Exercise directions: Repeat each record exactly. Any picture gets left out.

Record set:
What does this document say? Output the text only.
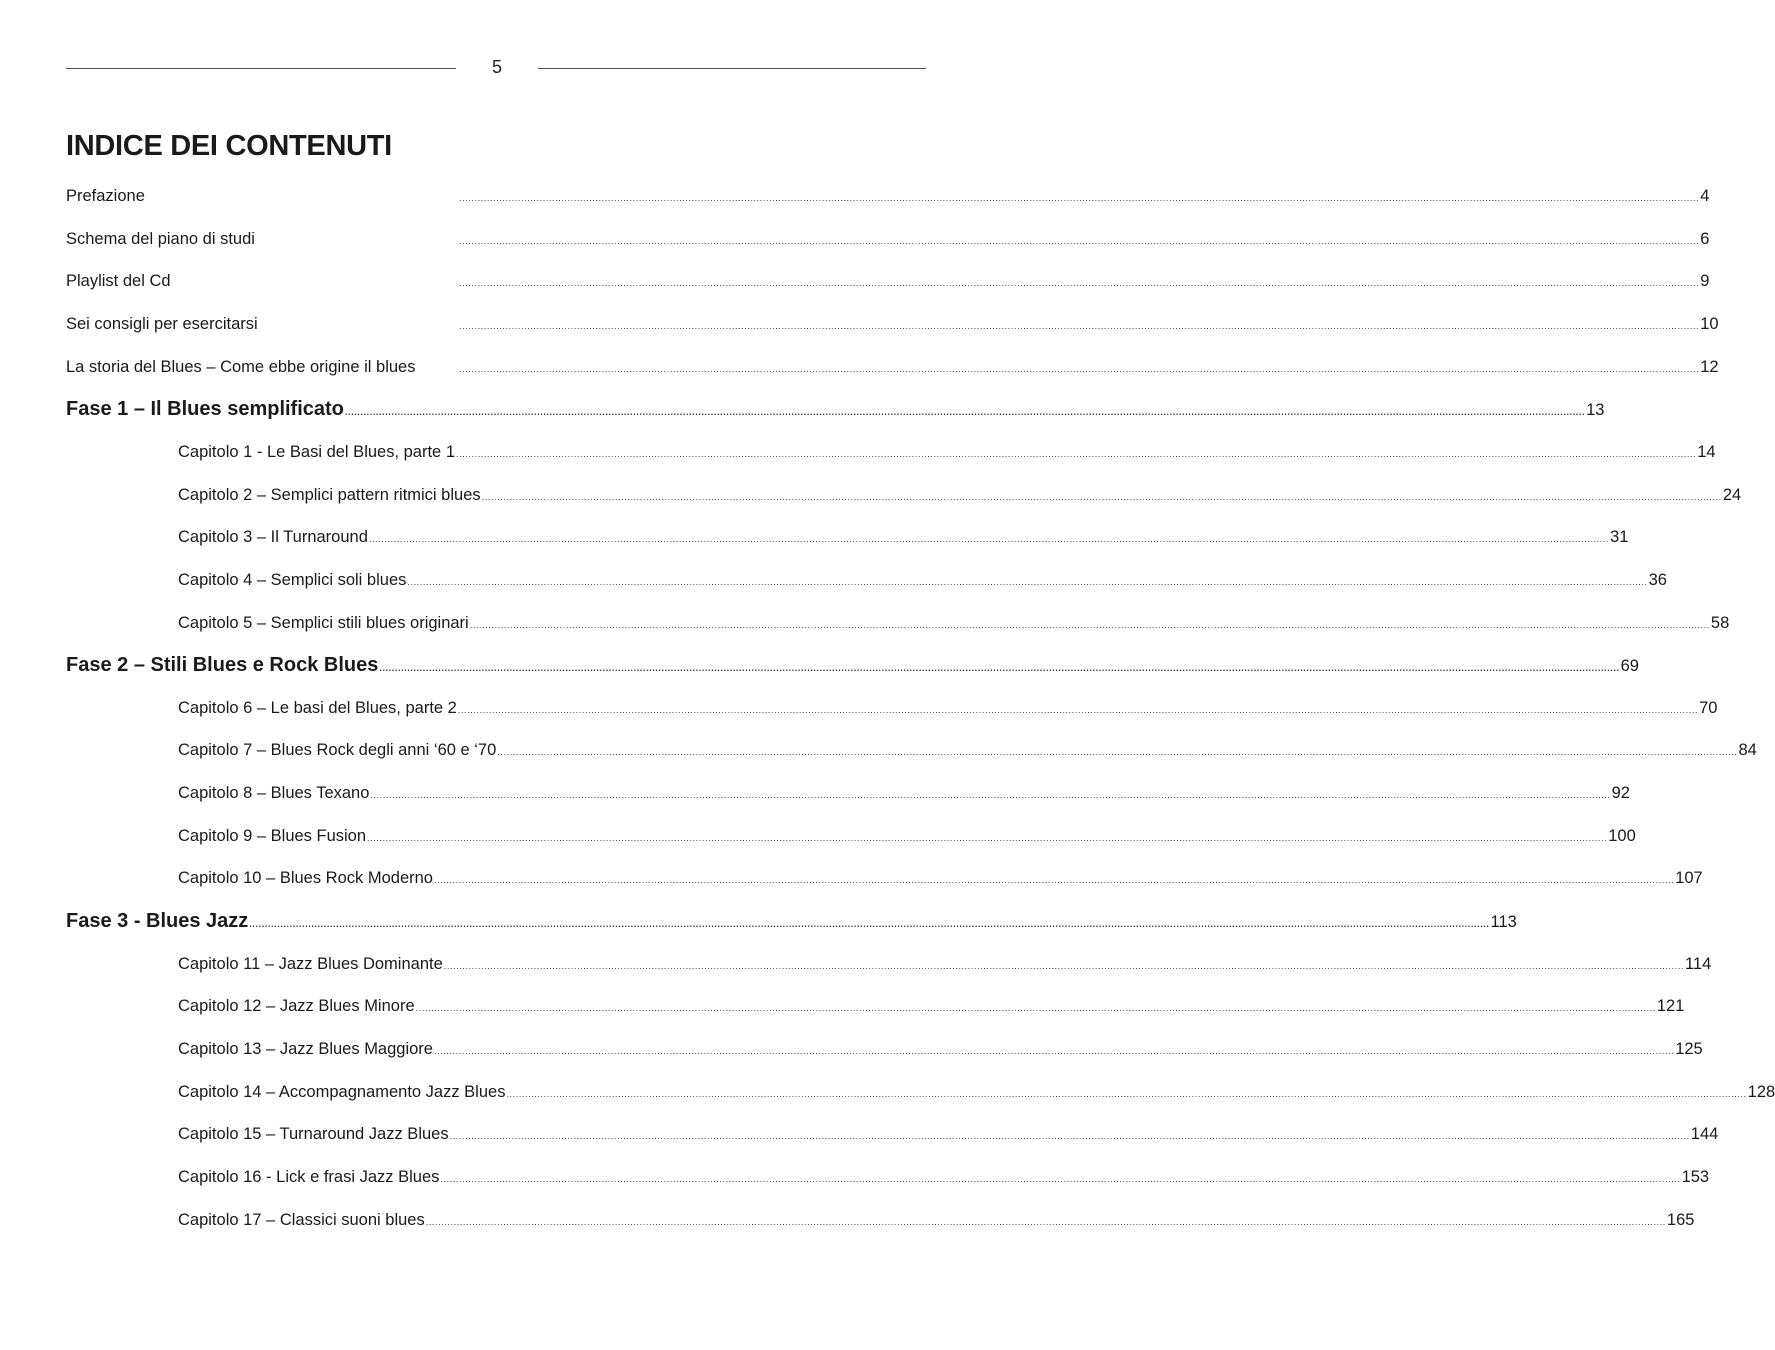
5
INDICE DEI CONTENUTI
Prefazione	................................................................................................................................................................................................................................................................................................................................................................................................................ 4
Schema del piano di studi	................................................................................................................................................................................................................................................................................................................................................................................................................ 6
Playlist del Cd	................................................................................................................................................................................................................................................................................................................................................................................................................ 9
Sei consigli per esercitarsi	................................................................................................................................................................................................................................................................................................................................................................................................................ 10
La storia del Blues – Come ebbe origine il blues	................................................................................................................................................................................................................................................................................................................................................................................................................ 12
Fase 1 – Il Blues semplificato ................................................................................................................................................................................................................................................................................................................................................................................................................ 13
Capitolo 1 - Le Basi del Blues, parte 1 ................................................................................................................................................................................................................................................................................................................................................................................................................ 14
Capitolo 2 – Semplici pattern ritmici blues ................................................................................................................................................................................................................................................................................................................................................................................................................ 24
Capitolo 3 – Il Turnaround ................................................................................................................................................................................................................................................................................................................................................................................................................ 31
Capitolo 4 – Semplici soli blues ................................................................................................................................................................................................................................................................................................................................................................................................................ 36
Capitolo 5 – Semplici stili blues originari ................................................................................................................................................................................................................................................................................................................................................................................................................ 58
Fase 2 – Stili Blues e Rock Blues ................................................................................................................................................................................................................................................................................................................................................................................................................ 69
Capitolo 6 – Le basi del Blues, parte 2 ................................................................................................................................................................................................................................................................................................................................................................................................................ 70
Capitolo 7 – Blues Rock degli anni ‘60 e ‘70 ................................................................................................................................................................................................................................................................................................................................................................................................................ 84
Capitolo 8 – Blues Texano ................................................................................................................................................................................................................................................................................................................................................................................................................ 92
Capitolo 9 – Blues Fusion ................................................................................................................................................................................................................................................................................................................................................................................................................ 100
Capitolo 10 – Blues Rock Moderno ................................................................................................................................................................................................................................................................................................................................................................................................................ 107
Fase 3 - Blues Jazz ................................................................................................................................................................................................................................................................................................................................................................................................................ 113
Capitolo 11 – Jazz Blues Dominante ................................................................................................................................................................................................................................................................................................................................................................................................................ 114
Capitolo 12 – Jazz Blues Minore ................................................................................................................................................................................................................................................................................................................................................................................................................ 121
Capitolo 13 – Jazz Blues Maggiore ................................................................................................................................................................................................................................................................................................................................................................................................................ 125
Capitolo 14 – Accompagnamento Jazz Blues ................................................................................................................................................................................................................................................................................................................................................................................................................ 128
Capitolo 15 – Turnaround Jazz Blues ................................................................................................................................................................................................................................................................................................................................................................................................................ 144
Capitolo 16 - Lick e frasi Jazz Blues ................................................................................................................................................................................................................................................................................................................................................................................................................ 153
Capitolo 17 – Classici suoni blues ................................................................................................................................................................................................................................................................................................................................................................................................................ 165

Exercise solution:
What does this document say? Output the text only.
5
INDICE DEI CONTENUTI
Prefazione	................................................................................................................................................................................................................................................................................................................................................................................................................ 4
Schema del piano di studi	................................................................................................................................................................................................................................................................................................................................................................................................................ 6
Playlist del Cd	................................................................................................................................................................................................................................................................................................................................................................................................................ 9
Sei consigli per esercitarsi	................................................................................................................................................................................................................................................................................................................................................................................................................ 10
La storia del Blues – Come ebbe origine il blues	................................................................................................................................................................................................................................................................................................................................................................................................................ 12
Fase 1 – Il Blues semplificato ................................................................................................................................................................................................................................................................................................................................................................................................................ 13
Capitolo 1 - Le Basi del Blues, parte 1 ................................................................................................................................................................................................................................................................................................................................................................................................................ 14
Capitolo 2 – Semplici pattern ritmici blues ................................................................................................................................................................................................................................................................................................................................................................................................................ 24
Capitolo 3 – Il Turnaround ................................................................................................................................................................................................................................................................................................................................................................................................................ 31
Capitolo 4 – Semplici soli blues ................................................................................................................................................................................................................................................................................................................................................................................................................ 36
Capitolo 5 – Semplici stili blues originari ................................................................................................................................................................................................................................................................................................................................................................................................................ 58
Fase 2 – Stili Blues e Rock Blues ................................................................................................................................................................................................................................................................................................................................................................................................................ 69
Capitolo 6 – Le basi del Blues, parte 2 ................................................................................................................................................................................................................................................................................................................................................................................................................ 70
Capitolo 7 – Blues Rock degli anni ‘60 e ‘70 ................................................................................................................................................................................................................................................................................................................................................................................................................ 84
Capitolo 8 – Blues Texano ................................................................................................................................................................................................................................................................................................................................................................................................................ 92
Capitolo 9 – Blues Fusion ................................................................................................................................................................................................................................................................................................................................................................................................................ 100
Capitolo 10 – Blues Rock Moderno ................................................................................................................................................................................................................................................................................................................................................................................................................ 107
Fase 3 - Blues Jazz ................................................................................................................................................................................................................................................................................................................................................................................................................ 113
Capitolo 11 – Jazz Blues Dominante ................................................................................................................................................................................................................................................................................................................................................................................................................ 114
Capitolo 12 – Jazz Blues Minore ................................................................................................................................................................................................................................................................................................................................................................................................................ 121
Capitolo 13 – Jazz Blues Maggiore ................................................................................................................................................................................................................................................................................................................................................................................................................ 125
Capitolo 14 – Accompagnamento Jazz Blues ................................................................................................................................................................................................................................................................................................................................................................................................................ 128
Capitolo 15 – Turnaround Jazz Blues ................................................................................................................................................................................................................................................................................................................................................................................................................ 144
Capitolo 16 - Lick e frasi Jazz Blues ................................................................................................................................................................................................................................................................................................................................................................................................................ 153
Capitolo 17 – Classici suoni blues ................................................................................................................................................................................................................................................................................................................................................................................................................ 165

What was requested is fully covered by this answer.